[Short exercise]: Copy all the entries below exactly, but not the pictures.

^^^^^^^^

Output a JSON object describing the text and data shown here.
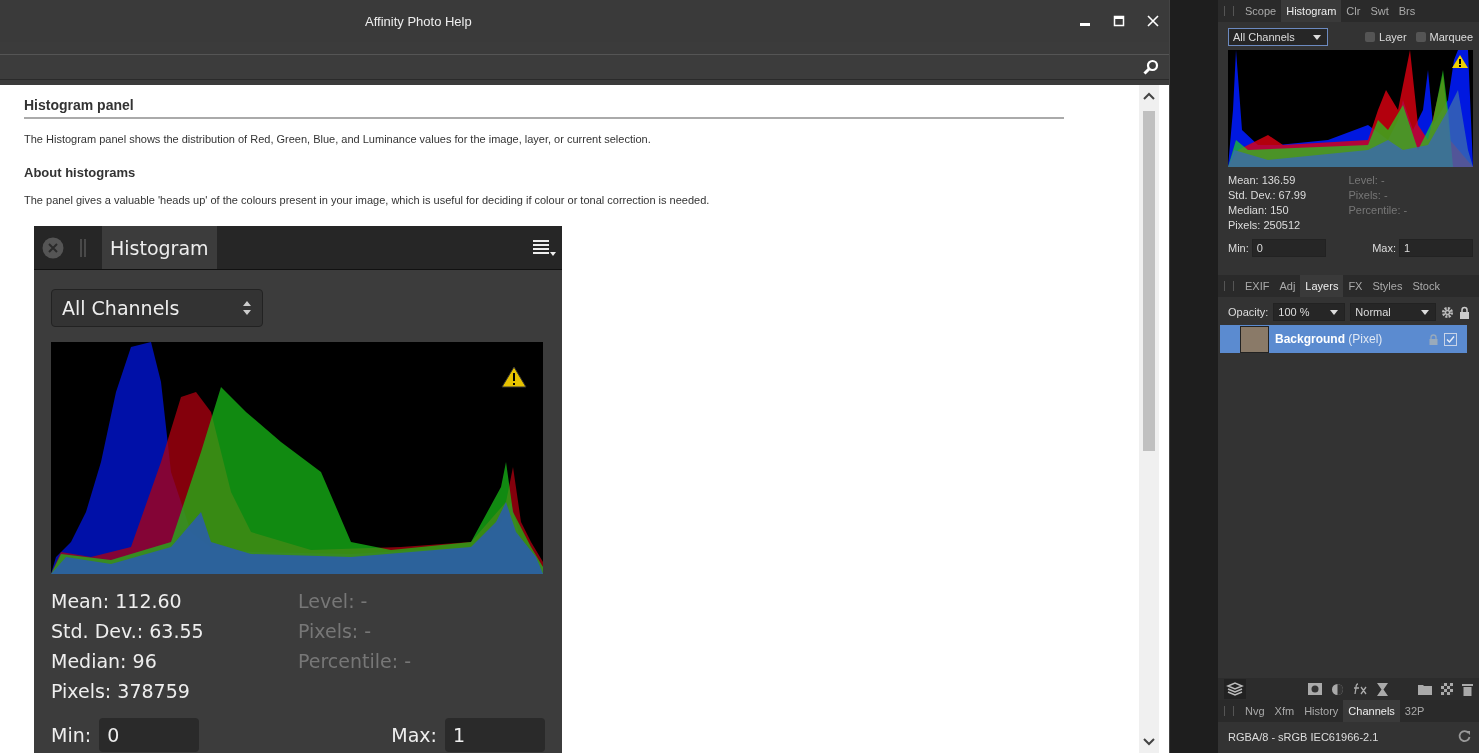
{
  "help_window": {
    "title": "Affinity Photo Help",
    "heading": "Histogram panel",
    "intro": "The Histogram panel shows the distribution of Red, Green, Blue, and Luminance values for the image, layer, or current selection.",
    "subheading": "About histograms",
    "body": "The panel gives a valuable 'heads up' of the colours present in your image, which is useful for deciding if colour or tonal correction is needed.",
    "figure": {
      "tab": "Histogram",
      "dropdown": "All Channels",
      "stats": [
        "Mean: 112.60",
        "Std. Dev.: 63.55",
        "Median: 96",
        "Pixels: 378759"
      ],
      "extra_stats": [
        "Level: -",
        "Pixels: -",
        "Percentile: -"
      ],
      "min_label": "Min:",
      "min_value": "0",
      "max_label": "Max:",
      "max_value": "1"
    }
  },
  "histogram_panel": {
    "tabs": [
      {
        "label": "Scope",
        "selected": false
      },
      {
        "label": "Histogram",
        "selected": true
      },
      {
        "label": "Clr",
        "selected": false
      },
      {
        "label": "Swt",
        "selected": false
      },
      {
        "label": "Brs",
        "selected": false
      }
    ],
    "dropdown": "All Channels",
    "checkboxes": [
      {
        "label": "Layer",
        "checked": false
      },
      {
        "label": "Marquee",
        "checked": false
      }
    ],
    "stats": [
      "Mean: 136.59",
      "Std. Dev.: 67.99",
      "Median: 150",
      "Pixels: 250512"
    ],
    "extra_stats": [
      "Level: -",
      "Pixels: -",
      "Percentile: -"
    ],
    "min_label": "Min:",
    "min_value": "0",
    "max_label": "Max:",
    "max_value": "1"
  },
  "layers_panel": {
    "tabs": [
      {
        "label": "EXIF",
        "selected": false
      },
      {
        "label": "Adj",
        "selected": false
      },
      {
        "label": "Layers",
        "selected": true
      },
      {
        "label": "FX",
        "selected": false
      },
      {
        "label": "Styles",
        "selected": false
      },
      {
        "label": "Stock",
        "selected": false
      }
    ],
    "opacity_label": "Opacity:",
    "opacity_value": "100 %",
    "blend_mode": "Normal",
    "layers": [
      {
        "name": "Background",
        "type": "(Pixel)",
        "selected": true,
        "visible": true
      }
    ]
  },
  "channels_panel": {
    "tabs": [
      {
        "label": "Nvg",
        "selected": false
      },
      {
        "label": "Xfm",
        "selected": false
      },
      {
        "label": "History",
        "selected": false
      },
      {
        "label": "Channels",
        "selected": true
      },
      {
        "label": "32P",
        "selected": false
      }
    ],
    "profile": "RGBA/8 - sRGB IEC61966-2.1"
  }
}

^^^^^^^^

[Result of this exercise]:
Output a JSON object describing the text and data shown here.
{
  "help_window": {
    "title": "Affinity Photo Help",
    "heading": "Histogram panel",
    "intro": "The Histogram panel shows the distribution of Red, Green, Blue, and Luminance values for the image, layer, or current selection.",
    "subheading": "About histograms",
    "body": "The panel gives a valuable 'heads up' of the colours present in your image, which is useful for deciding if colour or tonal correction is needed.",
    "figure": {
      "tab": "Histogram",
      "dropdown": "All Channels",
      "stats": [
        "Mean: 112.60",
        "Std. Dev.: 63.55",
        "Median: 96",
        "Pixels: 378759"
      ],
      "extra_stats": [
        "Level: -",
        "Pixels: -",
        "Percentile: -"
      ],
      "min_label": "Min:",
      "min_value": "0",
      "max_label": "Max:",
      "max_value": "1"
    }
  },
  "histogram_panel": {
    "tabs": [
      {
        "label": "Scope",
        "selected": false
      },
      {
        "label": "Histogram",
        "selected": true
      },
      {
        "label": "Clr",
        "selected": false
      },
      {
        "label": "Swt",
        "selected": false
      },
      {
        "label": "Brs",
        "selected": false
      }
    ],
    "dropdown": "All Channels",
    "checkboxes": [
      {
        "label": "Layer",
        "checked": false
      },
      {
        "label": "Marquee",
        "checked": false
      }
    ],
    "stats": [
      "Mean: 136.59",
      "Std. Dev.: 67.99",
      "Median: 150",
      "Pixels: 250512"
    ],
    "extra_stats": [
      "Level: -",
      "Pixels: -",
      "Percentile: -"
    ],
    "min_label": "Min:",
    "min_value": "0",
    "max_label": "Max:",
    "max_value": "1"
  },
  "layers_panel": {
    "tabs": [
      {
        "label": "EXIF",
        "selected": false
      },
      {
        "label": "Adj",
        "selected": false
      },
      {
        "label": "Layers",
        "selected": true
      },
      {
        "label": "FX",
        "selected": false
      },
      {
        "label": "Styles",
        "selected": false
      },
      {
        "label": "Stock",
        "selected": false
      }
    ],
    "opacity_label": "Opacity:",
    "opacity_value": "100 %",
    "blend_mode": "Normal",
    "layers": [
      {
        "name": "Background",
        "type": "(Pixel)",
        "selected": true,
        "visible": true
      }
    ]
  },
  "channels_panel": {
    "tabs": [
      {
        "label": "Nvg",
        "selected": false
      },
      {
        "label": "Xfm",
        "selected": false
      },
      {
        "label": "History",
        "selected": false
      },
      {
        "label": "Channels",
        "selected": true
      },
      {
        "label": "32P",
        "selected": false
      }
    ],
    "profile": "RGBA/8 - sRGB IEC61966-2.1"
  }
}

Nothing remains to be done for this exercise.